Task description:
In the film review below, rewrite the paragraph beginning "After Juliano returned to Jenin" as a short bulleted list that keeps its main facts.

Document text:
◇ ◇ ◇
Saturday, July 9, 2011

Film review : Arna's Children

A car ambles its way through a street flanked by protesters at an Israeli Highway checkpoint. We catch sight of an old woman, one of the louder protesters, yelling “You’re the face of the occupation!” Meet Arna Mer Khamis, a woman elderly in appearance but young and feisty in demeanour, in spite of suffering from cancer. She, a Zionist, married a Palestinian Arab and settled on the West Bank. She spent majority of her life trying to better the education system, after the schools were closed down by the Israeli occupation.
She was awarded the Right Livelihood Award, the Swedish parliament’s equivalent of the Nobel Prize. She used the prize money to open the Freedom Theatre where she gave sanctuary to a handful of pre-adolescent kids. Here, in Jenin, death, destruction and paranoia are considered mundane.
The theatre group acted as a canvas upon which the children could voice and vent their angst, frustration and fear into better outlets. Arna’s son Juliano Mer Khamis filmed footage of the theatre group and served as co- director for this documentary along with Danielle Danielle of the Netherlands. Through Juliano’s on screen and off screen presence, we get well-acquainted with brothers Youssef and Nidal and their friend Ashraf, Ala, Zakaria and Daoud as they put on plays, put forth their opinions and appreciate Arna’s hard work . However, there isn’t a much coveted happy ending to this tale.
After Juliano returned to Jenin, years after his mother’s death, he slowly began tracking down each of Arna’s Children. The theatre had already been destroyed by then. It turns out that most of the kids, now grown-up, went on to lead a life of militancy and violence, taking cue from their surroundings.
“Acting is like throwing a Molotov cocktail,” says Youssef. Youssef went on to join the Islamic Jihad and was killed along with Nidal. We first see Ala staring bleakly into the sunlight as he sits on the rubble of his house which was demolished by Israeli forces. Ala grows up to become the leader of the Aqsa Brigades in Jenin. On 26th November 2002, he was killed. Just two weeks after the birth of his son.
With a subject as delicate and intricate as the calamitous situation on the West Bank, the documentary is handled intelligently. With great editing, the film roams to and fro from the past and present, giving the contrast between childhood and adulthood. Juliano silently tries to fathom what led these talented kids to join in on the brutality. It’s a sheer vestige of a debauched system where war is a contagious disease. In a war-torn region, catharsis was gained through performance art. Later on, the same war was waged against war, only this time, through death. But, can art really sustain itself against violence and politics? Can art really be the form of salvation that can combat the inertia and hopelessness of war?
On 4th April 2011, Juliano was shot dead outside the theatre. An unlawful murder of a true artist and an attempt to denigrate art and any form rebellion.
‘Arna’s Children’ serves as a canticle sung fearlessly, denouncing war and its loathsome implications and upholding art as a form of sublimation and tranquillity.
◇ ◇ ◇
Extracted information:
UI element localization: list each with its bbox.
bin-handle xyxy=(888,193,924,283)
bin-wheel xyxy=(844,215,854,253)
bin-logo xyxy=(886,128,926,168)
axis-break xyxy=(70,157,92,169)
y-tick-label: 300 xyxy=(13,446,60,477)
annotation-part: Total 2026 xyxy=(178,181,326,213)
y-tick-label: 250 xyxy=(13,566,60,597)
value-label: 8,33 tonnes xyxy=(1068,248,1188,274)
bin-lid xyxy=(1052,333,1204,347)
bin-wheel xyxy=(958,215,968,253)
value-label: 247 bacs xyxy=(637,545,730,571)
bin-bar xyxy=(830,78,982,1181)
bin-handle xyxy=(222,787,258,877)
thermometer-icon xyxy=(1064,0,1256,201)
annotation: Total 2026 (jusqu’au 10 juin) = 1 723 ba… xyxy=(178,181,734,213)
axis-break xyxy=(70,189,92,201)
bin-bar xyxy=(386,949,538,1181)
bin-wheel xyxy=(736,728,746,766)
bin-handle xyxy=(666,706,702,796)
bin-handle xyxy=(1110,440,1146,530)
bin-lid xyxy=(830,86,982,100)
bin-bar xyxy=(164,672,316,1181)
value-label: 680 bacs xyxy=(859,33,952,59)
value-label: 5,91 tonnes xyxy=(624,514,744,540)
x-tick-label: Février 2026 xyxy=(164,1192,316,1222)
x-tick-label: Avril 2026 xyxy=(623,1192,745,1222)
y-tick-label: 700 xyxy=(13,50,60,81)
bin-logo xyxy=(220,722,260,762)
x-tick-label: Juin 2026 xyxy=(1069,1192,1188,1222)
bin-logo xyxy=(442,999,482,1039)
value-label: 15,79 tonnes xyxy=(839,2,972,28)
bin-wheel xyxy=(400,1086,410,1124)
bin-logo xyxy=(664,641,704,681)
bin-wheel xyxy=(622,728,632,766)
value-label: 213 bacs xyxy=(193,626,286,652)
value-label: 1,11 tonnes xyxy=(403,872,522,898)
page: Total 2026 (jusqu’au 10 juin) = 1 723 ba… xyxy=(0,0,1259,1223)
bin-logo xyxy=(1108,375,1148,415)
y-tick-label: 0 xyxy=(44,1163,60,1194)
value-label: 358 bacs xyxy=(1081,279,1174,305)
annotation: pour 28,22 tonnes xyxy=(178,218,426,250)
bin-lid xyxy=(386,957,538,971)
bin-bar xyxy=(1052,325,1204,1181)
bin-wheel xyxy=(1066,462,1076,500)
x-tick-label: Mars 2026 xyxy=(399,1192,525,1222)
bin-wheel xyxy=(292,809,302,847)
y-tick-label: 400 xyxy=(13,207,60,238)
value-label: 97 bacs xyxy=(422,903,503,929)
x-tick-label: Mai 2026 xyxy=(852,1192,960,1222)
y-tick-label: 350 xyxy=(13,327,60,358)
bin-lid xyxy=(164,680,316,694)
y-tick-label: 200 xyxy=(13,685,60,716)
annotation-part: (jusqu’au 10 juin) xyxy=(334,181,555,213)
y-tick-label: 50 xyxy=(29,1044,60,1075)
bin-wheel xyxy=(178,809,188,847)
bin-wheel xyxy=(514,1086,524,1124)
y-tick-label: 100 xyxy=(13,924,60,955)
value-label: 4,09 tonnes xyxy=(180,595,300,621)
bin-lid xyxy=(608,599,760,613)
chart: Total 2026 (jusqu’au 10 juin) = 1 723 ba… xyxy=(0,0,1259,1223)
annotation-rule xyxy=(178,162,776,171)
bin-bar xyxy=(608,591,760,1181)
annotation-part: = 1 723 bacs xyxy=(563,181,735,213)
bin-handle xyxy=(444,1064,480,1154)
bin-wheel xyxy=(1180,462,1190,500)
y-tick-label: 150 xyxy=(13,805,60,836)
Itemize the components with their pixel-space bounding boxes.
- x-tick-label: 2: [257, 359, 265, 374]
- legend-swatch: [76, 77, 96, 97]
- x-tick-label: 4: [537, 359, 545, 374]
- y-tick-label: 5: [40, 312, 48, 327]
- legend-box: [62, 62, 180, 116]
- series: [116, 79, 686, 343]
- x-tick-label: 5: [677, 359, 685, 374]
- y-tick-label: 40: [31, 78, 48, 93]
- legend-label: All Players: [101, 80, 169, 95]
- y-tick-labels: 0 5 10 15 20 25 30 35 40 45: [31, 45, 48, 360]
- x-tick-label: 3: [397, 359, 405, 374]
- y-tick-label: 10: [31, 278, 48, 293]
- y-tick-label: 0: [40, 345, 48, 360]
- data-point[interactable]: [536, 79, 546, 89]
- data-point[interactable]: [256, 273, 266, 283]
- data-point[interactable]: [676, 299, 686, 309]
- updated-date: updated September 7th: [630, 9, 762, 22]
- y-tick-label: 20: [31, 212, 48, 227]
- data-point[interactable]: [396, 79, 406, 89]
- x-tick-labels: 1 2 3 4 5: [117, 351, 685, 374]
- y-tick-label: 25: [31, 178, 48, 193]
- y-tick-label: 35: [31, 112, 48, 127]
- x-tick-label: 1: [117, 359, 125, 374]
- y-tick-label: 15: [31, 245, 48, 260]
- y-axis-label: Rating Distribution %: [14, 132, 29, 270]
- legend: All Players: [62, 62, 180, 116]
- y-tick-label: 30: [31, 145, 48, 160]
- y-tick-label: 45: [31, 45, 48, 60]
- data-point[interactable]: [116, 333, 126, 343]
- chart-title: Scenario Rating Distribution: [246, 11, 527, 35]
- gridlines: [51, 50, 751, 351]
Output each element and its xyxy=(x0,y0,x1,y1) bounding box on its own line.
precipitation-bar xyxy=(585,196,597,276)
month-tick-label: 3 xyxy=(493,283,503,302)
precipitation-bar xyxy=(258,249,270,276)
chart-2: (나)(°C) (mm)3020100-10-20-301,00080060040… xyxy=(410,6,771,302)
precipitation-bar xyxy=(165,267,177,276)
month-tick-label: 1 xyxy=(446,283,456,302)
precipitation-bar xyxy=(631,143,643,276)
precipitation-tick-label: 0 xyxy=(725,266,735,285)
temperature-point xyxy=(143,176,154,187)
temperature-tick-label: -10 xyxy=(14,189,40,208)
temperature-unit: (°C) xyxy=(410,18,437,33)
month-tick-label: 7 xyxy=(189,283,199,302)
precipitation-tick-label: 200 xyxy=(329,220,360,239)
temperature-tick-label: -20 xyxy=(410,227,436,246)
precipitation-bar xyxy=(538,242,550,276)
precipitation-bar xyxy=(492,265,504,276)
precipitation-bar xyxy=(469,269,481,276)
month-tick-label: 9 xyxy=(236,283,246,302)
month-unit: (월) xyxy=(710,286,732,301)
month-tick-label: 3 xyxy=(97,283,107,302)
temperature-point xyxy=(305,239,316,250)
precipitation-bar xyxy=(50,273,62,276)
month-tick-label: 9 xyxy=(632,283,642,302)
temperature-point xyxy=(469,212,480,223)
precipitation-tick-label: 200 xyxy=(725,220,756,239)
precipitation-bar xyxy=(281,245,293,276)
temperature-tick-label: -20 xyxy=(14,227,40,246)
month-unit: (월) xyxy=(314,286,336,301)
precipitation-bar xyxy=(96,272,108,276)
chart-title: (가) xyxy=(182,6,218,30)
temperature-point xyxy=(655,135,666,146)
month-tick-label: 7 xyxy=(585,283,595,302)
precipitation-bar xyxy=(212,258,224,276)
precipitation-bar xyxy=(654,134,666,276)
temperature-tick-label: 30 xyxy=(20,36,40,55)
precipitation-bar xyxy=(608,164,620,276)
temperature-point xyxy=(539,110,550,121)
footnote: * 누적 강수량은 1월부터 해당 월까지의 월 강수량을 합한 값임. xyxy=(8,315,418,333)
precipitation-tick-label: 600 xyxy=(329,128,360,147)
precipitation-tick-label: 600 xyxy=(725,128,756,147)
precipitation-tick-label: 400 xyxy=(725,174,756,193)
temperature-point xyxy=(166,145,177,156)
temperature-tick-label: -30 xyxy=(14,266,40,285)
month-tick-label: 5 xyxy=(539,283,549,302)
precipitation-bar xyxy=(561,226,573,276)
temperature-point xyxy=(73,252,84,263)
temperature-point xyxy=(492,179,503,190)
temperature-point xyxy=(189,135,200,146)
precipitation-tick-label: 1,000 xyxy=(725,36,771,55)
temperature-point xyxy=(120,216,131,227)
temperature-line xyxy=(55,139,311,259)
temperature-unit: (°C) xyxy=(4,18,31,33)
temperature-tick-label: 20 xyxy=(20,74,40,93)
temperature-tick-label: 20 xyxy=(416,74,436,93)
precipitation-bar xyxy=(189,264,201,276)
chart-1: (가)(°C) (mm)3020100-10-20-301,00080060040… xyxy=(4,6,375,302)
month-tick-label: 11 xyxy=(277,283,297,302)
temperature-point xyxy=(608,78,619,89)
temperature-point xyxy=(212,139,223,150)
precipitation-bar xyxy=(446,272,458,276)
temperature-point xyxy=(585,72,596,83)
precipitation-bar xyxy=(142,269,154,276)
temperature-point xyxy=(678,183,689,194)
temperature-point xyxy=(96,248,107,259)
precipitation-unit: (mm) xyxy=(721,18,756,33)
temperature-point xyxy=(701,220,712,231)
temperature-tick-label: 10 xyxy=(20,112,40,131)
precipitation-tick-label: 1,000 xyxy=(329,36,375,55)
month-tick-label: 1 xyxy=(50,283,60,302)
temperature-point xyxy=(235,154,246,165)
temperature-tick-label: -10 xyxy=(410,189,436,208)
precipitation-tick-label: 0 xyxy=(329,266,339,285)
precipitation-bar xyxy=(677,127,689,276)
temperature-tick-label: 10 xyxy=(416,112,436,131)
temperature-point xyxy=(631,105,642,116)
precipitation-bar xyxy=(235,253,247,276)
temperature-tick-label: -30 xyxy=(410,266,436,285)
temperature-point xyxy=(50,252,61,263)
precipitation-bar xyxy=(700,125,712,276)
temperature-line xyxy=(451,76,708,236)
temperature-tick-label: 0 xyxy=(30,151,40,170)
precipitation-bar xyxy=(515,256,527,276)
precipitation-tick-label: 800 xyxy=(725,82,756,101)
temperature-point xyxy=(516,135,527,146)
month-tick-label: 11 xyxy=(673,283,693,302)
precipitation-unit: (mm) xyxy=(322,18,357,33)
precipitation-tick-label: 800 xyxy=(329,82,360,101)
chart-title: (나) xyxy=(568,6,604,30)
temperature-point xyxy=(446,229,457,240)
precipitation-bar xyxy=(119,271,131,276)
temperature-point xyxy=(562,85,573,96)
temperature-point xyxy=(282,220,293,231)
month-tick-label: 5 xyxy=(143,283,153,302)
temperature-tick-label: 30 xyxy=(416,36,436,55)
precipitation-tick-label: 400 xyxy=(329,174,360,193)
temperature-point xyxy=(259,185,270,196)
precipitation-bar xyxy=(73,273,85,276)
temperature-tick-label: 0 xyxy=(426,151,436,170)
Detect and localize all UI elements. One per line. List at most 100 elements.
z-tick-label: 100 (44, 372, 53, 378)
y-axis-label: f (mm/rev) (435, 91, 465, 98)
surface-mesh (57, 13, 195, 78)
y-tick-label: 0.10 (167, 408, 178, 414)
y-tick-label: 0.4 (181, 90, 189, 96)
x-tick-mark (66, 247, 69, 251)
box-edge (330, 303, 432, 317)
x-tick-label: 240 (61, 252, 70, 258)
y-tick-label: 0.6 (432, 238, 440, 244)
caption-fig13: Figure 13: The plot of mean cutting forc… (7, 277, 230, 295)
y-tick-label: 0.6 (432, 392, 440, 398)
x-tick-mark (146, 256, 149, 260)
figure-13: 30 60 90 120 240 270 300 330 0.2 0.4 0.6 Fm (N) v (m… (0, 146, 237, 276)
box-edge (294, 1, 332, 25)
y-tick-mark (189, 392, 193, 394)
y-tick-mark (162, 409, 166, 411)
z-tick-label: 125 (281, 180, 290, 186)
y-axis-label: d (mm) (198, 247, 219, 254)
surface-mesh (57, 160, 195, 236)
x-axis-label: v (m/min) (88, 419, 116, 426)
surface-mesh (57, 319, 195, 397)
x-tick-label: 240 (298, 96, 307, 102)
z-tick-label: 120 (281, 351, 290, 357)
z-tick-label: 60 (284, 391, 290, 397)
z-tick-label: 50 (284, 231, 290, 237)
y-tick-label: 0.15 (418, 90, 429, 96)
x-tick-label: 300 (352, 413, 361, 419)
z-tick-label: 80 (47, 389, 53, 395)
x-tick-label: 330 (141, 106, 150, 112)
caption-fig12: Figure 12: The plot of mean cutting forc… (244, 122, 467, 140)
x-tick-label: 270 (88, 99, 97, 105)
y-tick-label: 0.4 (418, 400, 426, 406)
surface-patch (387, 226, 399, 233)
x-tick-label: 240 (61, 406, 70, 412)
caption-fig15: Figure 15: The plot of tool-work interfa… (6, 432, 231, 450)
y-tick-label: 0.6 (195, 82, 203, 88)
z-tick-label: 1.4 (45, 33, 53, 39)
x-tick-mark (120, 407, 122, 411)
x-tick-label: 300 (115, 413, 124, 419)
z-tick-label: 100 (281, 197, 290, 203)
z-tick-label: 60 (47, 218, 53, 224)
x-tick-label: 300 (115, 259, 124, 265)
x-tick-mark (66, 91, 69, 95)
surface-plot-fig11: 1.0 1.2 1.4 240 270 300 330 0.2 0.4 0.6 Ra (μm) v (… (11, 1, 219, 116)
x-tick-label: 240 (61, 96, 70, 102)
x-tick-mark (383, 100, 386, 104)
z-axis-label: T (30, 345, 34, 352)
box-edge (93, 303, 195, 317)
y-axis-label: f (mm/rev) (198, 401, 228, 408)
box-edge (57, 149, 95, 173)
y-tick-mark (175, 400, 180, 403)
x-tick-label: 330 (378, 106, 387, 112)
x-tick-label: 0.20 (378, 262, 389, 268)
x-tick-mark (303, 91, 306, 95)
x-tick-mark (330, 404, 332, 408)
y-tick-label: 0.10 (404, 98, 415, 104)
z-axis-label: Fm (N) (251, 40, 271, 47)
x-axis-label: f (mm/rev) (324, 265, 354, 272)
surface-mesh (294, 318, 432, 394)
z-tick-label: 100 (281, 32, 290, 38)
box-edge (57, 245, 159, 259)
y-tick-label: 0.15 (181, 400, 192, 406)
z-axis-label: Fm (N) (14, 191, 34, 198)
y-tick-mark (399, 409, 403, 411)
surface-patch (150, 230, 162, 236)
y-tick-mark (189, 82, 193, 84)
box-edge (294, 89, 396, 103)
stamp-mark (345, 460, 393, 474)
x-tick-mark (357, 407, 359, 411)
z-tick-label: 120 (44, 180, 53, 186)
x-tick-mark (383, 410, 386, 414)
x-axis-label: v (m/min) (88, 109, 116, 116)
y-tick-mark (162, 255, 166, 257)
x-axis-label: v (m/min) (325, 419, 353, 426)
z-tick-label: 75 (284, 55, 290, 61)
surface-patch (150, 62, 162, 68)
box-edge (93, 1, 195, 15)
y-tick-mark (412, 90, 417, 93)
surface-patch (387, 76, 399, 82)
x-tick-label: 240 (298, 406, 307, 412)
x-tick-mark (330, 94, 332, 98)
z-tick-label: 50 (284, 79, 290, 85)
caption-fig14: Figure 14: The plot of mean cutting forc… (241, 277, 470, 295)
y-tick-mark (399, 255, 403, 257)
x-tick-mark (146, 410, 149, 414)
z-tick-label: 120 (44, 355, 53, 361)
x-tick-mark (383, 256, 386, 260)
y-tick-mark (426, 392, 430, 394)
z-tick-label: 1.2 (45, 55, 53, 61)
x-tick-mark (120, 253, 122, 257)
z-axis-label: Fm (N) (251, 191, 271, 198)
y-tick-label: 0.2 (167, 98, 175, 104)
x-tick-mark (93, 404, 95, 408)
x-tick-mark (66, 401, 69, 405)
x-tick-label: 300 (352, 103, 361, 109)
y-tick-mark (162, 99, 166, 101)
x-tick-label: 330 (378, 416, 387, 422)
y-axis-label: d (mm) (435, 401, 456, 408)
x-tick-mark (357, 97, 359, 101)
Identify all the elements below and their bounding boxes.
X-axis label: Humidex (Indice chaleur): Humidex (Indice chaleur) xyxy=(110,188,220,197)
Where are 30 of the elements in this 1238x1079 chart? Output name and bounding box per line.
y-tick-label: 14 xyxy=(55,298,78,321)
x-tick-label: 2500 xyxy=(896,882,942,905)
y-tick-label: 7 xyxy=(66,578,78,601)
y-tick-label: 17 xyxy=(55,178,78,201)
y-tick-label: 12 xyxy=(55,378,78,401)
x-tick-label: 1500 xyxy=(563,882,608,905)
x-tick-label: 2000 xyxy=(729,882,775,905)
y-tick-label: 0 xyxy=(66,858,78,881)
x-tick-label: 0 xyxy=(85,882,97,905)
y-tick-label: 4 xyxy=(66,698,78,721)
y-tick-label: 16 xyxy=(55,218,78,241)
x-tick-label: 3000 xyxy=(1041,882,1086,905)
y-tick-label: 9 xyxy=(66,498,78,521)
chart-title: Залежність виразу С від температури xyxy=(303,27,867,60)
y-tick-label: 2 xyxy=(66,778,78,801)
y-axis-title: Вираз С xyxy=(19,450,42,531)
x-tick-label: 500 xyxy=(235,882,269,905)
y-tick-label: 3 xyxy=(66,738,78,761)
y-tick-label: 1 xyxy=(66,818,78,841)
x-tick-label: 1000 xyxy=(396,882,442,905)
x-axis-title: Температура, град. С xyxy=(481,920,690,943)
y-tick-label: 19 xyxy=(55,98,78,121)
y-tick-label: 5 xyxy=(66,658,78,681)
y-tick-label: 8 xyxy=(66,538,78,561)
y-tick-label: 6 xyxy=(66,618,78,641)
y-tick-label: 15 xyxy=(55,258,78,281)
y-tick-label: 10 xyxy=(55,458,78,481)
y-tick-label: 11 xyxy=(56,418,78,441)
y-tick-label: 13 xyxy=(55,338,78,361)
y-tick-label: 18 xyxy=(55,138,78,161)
◇ ◇ ◇
Response:
- Years after his mother's death, Juliano returned to Jenin and gradually tracked down each of Arna's Children.
- By then, the theatre had already been destroyed.
- Most of the children, now adults, had turned to militancy and violence, following the example of their surroundings.